* **What to work on**
Type out all the data below, word for word.

(Collection entries)

---------------

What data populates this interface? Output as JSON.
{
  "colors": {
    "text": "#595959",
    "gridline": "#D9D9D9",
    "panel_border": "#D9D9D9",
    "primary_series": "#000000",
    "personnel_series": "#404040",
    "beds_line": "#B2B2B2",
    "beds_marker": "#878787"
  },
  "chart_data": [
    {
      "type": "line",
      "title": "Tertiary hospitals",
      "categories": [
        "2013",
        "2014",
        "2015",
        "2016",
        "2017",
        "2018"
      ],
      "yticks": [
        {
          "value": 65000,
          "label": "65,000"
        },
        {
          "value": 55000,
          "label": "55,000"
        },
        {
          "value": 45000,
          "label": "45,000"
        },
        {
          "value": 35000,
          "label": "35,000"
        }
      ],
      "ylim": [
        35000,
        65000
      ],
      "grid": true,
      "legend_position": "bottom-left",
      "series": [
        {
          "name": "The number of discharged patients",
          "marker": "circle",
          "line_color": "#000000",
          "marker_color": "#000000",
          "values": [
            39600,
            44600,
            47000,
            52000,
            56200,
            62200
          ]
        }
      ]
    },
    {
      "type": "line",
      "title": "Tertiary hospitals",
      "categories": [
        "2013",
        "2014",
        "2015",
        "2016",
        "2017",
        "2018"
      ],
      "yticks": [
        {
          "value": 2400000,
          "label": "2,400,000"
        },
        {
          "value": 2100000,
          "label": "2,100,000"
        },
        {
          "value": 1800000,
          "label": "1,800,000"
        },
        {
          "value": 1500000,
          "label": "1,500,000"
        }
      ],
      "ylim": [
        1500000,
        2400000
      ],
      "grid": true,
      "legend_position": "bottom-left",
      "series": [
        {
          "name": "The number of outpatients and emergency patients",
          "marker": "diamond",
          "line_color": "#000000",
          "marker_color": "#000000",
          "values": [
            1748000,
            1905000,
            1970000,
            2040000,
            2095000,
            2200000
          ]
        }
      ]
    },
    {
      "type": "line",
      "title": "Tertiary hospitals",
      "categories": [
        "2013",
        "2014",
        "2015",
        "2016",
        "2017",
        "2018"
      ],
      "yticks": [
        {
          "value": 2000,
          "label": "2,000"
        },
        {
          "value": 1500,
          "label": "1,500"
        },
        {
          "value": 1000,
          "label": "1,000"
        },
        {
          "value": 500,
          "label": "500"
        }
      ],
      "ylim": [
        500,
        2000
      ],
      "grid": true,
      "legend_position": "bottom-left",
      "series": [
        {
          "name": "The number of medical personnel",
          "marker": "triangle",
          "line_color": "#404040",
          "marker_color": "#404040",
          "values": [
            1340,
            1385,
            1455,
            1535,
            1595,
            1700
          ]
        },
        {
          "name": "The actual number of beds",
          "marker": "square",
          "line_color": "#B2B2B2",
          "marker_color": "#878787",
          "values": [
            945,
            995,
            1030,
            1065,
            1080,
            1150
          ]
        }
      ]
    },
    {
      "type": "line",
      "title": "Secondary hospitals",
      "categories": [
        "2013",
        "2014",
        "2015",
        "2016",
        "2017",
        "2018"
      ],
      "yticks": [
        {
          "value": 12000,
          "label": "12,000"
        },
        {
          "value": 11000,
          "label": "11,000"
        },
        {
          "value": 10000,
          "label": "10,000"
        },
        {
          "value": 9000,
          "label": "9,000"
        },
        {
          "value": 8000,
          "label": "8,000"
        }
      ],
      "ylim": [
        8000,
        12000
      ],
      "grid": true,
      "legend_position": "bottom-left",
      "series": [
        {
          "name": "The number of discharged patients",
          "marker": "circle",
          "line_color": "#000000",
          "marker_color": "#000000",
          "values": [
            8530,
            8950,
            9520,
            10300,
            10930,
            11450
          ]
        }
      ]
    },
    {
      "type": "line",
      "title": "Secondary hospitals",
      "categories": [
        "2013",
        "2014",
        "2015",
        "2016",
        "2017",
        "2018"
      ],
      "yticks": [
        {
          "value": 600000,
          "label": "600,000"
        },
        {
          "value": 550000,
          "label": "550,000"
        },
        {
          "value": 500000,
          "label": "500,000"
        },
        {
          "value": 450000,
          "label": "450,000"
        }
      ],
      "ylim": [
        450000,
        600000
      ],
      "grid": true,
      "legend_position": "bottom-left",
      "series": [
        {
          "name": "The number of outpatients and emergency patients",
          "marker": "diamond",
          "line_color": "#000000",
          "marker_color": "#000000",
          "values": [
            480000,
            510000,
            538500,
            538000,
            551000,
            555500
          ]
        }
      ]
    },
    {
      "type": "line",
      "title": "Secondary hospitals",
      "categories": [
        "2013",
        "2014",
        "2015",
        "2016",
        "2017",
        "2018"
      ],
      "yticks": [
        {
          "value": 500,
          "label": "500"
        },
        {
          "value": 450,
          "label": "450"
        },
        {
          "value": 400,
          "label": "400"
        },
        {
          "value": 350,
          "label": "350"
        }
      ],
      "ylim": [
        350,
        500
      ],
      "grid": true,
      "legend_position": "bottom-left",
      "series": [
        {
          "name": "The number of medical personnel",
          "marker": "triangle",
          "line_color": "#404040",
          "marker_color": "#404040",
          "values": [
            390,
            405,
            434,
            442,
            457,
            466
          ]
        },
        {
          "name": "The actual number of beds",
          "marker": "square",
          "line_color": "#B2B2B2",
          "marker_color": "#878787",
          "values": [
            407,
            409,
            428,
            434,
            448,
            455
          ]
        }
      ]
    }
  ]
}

---------------

* **Answer box**
What data populates this interface? Output as JSON.
{
  "colors": {
    "text": "#595959",
    "gridline": "#D9D9D9",
    "panel_border": "#D9D9D9",
    "primary_series": "#000000",
    "personnel_series": "#404040",
    "beds_line": "#B2B2B2",
    "beds_marker": "#878787"
  },
  "chart_data": [
    {
      "type": "line",
      "title": "Tertiary hospitals",
      "categories": [
        "2013",
        "2014",
        "2015",
        "2016",
        "2017",
        "2018"
      ],
      "yticks": [
        {
          "value": 65000,
          "label": "65,000"
        },
        {
          "value": 55000,
          "label": "55,000"
        },
        {
          "value": 45000,
          "label": "45,000"
        },
        {
          "value": 35000,
          "label": "35,000"
        }
      ],
      "ylim": [
        35000,
        65000
      ],
      "grid": true,
      "legend_position": "bottom-left",
      "series": [
        {
          "name": "The number of discharged patients",
          "marker": "circle",
          "line_color": "#000000",
          "marker_color": "#000000",
          "values": [
            39600,
            44600,
            47000,
            52000,
            56200,
            62200
          ]
        }
      ]
    },
    {
      "type": "line",
      "title": "Tertiary hospitals",
      "categories": [
        "2013",
        "2014",
        "2015",
        "2016",
        "2017",
        "2018"
      ],
      "yticks": [
        {
          "value": 2400000,
          "label": "2,400,000"
        },
        {
          "value": 2100000,
          "label": "2,100,000"
        },
        {
          "value": 1800000,
          "label": "1,800,000"
        },
        {
          "value": 1500000,
          "label": "1,500,000"
        }
      ],
      "ylim": [
        1500000,
        2400000
      ],
      "grid": true,
      "legend_position": "bottom-left",
      "series": [
        {
          "name": "The number of outpatients and emergency patients",
          "marker": "diamond",
          "line_color": "#000000",
          "marker_color": "#000000",
          "values": [
            1748000,
            1905000,
            1970000,
            2040000,
            2095000,
            2200000
          ]
        }
      ]
    },
    {
      "type": "line",
      "title": "Tertiary hospitals",
      "categories": [
        "2013",
        "2014",
        "2015",
        "2016",
        "2017",
        "2018"
      ],
      "yticks": [
        {
          "value": 2000,
          "label": "2,000"
        },
        {
          "value": 1500,
          "label": "1,500"
        },
        {
          "value": 1000,
          "label": "1,000"
        },
        {
          "value": 500,
          "label": "500"
        }
      ],
      "ylim": [
        500,
        2000
      ],
      "grid": true,
      "legend_position": "bottom-left",
      "series": [
        {
          "name": "The number of medical personnel",
          "marker": "triangle",
          "line_color": "#404040",
          "marker_color": "#404040",
          "values": [
            1340,
            1385,
            1455,
            1535,
            1595,
            1700
          ]
        },
        {
          "name": "The actual number of beds",
          "marker": "square",
          "line_color": "#B2B2B2",
          "marker_color": "#878787",
          "values": [
            945,
            995,
            1030,
            1065,
            1080,
            1150
          ]
        }
      ]
    },
    {
      "type": "line",
      "title": "Secondary hospitals",
      "categories": [
        "2013",
        "2014",
        "2015",
        "2016",
        "2017",
        "2018"
      ],
      "yticks": [
        {
          "value": 12000,
          "label": "12,000"
        },
        {
          "value": 11000,
          "label": "11,000"
        },
        {
          "value": 10000,
          "label": "10,000"
        },
        {
          "value": 9000,
          "label": "9,000"
        },
        {
          "value": 8000,
          "label": "8,000"
        }
      ],
      "ylim": [
        8000,
        12000
      ],
      "grid": true,
      "legend_position": "bottom-left",
      "series": [
        {
          "name": "The number of discharged patients",
          "marker": "circle",
          "line_color": "#000000",
          "marker_color": "#000000",
          "values": [
            8530,
            8950,
            9520,
            10300,
            10930,
            11450
          ]
        }
      ]
    },
    {
      "type": "line",
      "title": "Secondary hospitals",
      "categories": [
        "2013",
        "2014",
        "2015",
        "2016",
        "2017",
        "2018"
      ],
      "yticks": [
        {
          "value": 600000,
          "label": "600,000"
        },
        {
          "value": 550000,
          "label": "550,000"
        },
        {
          "value": 500000,
          "label": "500,000"
        },
        {
          "value": 450000,
          "label": "450,000"
        }
      ],
      "ylim": [
        450000,
        600000
      ],
      "grid": true,
      "legend_position": "bottom-left",
      "series": [
        {
          "name": "The number of outpatients and emergency patients",
          "marker": "diamond",
          "line_color": "#000000",
          "marker_color": "#000000",
          "values": [
            480000,
            510000,
            538500,
            538000,
            551000,
            555500
          ]
        }
      ]
    },
    {
      "type": "line",
      "title": "Secondary hospitals",
      "categories": [
        "2013",
        "2014",
        "2015",
        "2016",
        "2017",
        "2018"
      ],
      "yticks": [
        {
          "value": 500,
          "label": "500"
        },
        {
          "value": 450,
          "label": "450"
        },
        {
          "value": 400,
          "label": "400"
        },
        {
          "value": 350,
          "label": "350"
        }
      ],
      "ylim": [
        350,
        500
      ],
      "grid": true,
      "legend_position": "bottom-left",
      "series": [
        {
          "name": "The number of medical personnel",
          "marker": "triangle",
          "line_color": "#404040",
          "marker_color": "#404040",
          "values": [
            390,
            405,
            434,
            442,
            457,
            466
          ]
        },
        {
          "name": "The actual number of beds",
          "marker": "square",
          "line_color": "#B2B2B2",
          "marker_color": "#878787",
          "values": [
            407,
            409,
            428,
            434,
            448,
            455
          ]
        }
      ]
    }
  ]
}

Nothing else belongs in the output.